Given task. Find every line of the listing below where "Установка" appears, and copy it.

###

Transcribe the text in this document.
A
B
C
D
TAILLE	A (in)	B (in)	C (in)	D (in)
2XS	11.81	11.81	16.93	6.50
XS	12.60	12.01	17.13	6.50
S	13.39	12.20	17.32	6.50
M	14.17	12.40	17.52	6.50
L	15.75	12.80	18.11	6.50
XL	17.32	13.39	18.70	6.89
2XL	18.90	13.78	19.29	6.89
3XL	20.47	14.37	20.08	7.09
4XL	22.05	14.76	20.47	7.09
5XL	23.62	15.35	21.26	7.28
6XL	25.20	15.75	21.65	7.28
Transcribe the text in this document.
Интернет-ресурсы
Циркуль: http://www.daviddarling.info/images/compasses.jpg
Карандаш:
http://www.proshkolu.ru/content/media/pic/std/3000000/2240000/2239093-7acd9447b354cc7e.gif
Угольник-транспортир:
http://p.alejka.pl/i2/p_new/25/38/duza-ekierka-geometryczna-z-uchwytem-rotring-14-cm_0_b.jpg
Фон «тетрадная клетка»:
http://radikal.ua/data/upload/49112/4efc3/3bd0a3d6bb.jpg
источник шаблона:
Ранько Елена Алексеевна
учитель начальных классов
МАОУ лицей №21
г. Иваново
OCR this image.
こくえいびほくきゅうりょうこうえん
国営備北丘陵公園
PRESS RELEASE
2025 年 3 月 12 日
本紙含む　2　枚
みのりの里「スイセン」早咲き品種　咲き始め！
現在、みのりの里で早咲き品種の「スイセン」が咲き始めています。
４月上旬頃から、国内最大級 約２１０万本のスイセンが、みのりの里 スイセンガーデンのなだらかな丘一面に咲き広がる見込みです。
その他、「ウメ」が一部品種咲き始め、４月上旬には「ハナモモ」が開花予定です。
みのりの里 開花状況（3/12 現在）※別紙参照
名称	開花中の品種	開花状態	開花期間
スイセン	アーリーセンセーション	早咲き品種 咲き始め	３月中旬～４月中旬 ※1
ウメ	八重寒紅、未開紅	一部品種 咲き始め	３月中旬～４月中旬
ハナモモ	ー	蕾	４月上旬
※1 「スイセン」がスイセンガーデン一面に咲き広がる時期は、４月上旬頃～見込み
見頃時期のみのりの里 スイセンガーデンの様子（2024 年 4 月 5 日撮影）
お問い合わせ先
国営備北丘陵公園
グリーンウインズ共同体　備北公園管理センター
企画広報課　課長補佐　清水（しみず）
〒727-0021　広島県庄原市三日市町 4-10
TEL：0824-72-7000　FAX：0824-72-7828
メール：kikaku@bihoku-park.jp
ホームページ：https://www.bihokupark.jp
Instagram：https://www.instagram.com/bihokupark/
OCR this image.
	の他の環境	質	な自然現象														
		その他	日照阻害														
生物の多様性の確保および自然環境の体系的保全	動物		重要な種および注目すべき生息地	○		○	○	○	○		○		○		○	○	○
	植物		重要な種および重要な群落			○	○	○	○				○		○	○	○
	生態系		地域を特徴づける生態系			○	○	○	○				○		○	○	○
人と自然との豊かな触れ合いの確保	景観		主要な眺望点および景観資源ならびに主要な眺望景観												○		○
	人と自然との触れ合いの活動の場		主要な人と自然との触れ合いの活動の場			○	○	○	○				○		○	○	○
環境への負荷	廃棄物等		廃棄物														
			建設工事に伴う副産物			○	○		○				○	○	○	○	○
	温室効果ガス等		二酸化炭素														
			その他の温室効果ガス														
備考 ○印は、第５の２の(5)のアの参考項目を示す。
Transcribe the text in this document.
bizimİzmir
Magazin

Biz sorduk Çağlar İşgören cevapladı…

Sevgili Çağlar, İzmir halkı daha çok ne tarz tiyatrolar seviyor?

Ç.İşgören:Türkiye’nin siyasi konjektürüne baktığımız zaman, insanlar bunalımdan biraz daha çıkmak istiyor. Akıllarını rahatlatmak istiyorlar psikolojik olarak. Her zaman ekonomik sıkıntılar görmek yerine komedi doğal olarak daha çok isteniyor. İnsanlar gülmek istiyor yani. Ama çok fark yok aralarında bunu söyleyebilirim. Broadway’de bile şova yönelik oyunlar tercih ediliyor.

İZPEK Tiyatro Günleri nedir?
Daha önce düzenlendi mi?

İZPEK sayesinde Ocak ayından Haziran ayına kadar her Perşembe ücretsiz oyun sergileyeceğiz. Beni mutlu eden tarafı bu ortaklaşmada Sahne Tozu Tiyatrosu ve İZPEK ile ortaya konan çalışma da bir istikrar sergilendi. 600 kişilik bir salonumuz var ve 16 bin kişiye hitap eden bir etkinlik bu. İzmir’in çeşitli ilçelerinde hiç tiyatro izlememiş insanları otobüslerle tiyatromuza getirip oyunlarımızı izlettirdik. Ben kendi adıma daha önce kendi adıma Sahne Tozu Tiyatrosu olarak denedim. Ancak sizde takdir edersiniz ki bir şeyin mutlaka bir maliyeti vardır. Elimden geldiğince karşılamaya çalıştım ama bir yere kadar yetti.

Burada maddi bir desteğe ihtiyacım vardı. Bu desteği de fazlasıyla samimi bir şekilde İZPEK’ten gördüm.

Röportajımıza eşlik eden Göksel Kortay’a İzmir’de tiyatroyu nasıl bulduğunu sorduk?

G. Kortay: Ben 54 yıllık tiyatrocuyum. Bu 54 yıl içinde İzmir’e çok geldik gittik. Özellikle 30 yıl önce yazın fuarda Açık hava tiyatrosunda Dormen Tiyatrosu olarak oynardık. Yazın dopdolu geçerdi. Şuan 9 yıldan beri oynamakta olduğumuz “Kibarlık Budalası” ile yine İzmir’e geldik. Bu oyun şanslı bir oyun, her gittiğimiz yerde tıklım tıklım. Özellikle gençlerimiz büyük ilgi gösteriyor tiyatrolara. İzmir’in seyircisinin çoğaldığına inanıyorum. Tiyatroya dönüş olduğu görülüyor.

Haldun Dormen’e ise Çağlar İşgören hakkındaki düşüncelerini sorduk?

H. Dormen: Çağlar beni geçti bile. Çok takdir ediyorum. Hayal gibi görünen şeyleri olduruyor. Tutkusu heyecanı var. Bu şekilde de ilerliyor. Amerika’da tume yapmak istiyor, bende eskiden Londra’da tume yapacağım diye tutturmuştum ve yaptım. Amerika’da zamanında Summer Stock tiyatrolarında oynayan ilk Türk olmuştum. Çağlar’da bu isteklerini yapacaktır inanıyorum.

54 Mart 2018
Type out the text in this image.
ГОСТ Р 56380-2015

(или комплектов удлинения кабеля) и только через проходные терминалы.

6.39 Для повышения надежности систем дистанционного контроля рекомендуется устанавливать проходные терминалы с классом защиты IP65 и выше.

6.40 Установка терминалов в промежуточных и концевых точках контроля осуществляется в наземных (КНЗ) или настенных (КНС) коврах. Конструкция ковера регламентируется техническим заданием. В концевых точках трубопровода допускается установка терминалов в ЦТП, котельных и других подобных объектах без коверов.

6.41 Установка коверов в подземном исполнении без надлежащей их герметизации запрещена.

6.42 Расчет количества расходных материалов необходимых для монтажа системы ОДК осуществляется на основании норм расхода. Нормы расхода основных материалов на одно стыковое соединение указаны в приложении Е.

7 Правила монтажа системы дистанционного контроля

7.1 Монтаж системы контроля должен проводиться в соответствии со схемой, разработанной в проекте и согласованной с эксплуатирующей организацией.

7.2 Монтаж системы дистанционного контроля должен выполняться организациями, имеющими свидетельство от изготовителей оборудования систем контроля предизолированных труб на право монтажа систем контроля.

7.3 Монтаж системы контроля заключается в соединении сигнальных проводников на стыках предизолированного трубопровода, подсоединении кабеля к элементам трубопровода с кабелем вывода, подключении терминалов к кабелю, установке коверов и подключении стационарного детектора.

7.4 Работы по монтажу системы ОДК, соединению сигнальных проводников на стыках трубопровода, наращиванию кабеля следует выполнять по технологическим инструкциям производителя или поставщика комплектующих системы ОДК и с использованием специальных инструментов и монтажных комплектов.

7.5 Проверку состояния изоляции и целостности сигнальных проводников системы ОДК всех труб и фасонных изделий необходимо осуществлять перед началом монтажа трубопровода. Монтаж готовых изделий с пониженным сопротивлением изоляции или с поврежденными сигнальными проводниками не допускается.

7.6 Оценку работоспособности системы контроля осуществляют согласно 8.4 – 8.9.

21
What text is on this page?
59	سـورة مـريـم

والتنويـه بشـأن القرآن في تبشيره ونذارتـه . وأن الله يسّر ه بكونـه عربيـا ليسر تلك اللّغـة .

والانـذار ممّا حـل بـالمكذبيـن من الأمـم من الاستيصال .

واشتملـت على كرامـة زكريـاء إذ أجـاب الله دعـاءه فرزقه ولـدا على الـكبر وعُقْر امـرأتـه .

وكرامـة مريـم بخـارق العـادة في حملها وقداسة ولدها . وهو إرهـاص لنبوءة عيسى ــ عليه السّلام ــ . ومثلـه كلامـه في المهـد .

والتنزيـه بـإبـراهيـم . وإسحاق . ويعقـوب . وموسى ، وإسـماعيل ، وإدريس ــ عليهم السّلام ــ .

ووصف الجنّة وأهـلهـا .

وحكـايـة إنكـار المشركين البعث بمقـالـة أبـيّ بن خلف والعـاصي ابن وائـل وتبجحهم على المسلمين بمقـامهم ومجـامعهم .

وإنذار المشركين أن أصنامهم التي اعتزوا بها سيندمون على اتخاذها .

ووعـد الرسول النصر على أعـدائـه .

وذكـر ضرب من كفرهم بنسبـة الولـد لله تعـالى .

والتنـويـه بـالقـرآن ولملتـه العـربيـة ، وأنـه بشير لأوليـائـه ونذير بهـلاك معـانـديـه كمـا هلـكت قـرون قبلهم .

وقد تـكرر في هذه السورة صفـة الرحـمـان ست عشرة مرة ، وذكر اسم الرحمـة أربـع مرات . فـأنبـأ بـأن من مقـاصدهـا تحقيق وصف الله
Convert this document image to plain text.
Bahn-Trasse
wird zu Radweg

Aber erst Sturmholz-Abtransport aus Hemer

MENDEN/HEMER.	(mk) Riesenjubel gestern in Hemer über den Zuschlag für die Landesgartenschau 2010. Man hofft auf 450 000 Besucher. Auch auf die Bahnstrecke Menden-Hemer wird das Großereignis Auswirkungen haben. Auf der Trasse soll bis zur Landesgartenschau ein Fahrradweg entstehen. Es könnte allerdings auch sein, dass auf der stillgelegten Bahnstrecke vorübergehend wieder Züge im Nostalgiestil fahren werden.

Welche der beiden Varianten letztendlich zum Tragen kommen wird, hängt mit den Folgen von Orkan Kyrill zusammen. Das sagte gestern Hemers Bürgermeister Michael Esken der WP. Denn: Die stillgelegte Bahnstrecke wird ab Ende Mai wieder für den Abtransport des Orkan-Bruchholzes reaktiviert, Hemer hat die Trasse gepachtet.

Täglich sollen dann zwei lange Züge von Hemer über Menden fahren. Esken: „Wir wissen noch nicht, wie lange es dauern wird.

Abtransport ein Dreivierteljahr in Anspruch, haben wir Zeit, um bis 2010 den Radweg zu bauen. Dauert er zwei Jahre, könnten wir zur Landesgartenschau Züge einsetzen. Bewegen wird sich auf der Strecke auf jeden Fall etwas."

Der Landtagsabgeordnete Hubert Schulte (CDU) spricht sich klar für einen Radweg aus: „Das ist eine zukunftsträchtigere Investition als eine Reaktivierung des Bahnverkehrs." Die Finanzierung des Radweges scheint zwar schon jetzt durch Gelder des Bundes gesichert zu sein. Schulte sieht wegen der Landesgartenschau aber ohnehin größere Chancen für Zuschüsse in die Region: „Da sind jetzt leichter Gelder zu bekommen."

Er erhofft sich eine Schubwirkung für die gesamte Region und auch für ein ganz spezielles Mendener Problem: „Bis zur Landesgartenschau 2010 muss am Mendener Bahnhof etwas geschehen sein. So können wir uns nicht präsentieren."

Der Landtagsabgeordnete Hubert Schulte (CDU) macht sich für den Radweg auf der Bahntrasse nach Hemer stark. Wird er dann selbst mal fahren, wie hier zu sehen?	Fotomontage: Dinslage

###

Response to this task.
6.40 Установка терминалов в промежуточных и концевых точках контроля осуществляется в наземных (КНЗ) или настенных (КНС) коврах. Конструкция ковера регламентируется техническим заданием. В концевых точках трубопровода допускается установка терминалов в ЦТП, котельных и других подобных объектах без коверов.
6.41 Установка коверов в подземном исполнении без надлежащей их герметизации запрещена.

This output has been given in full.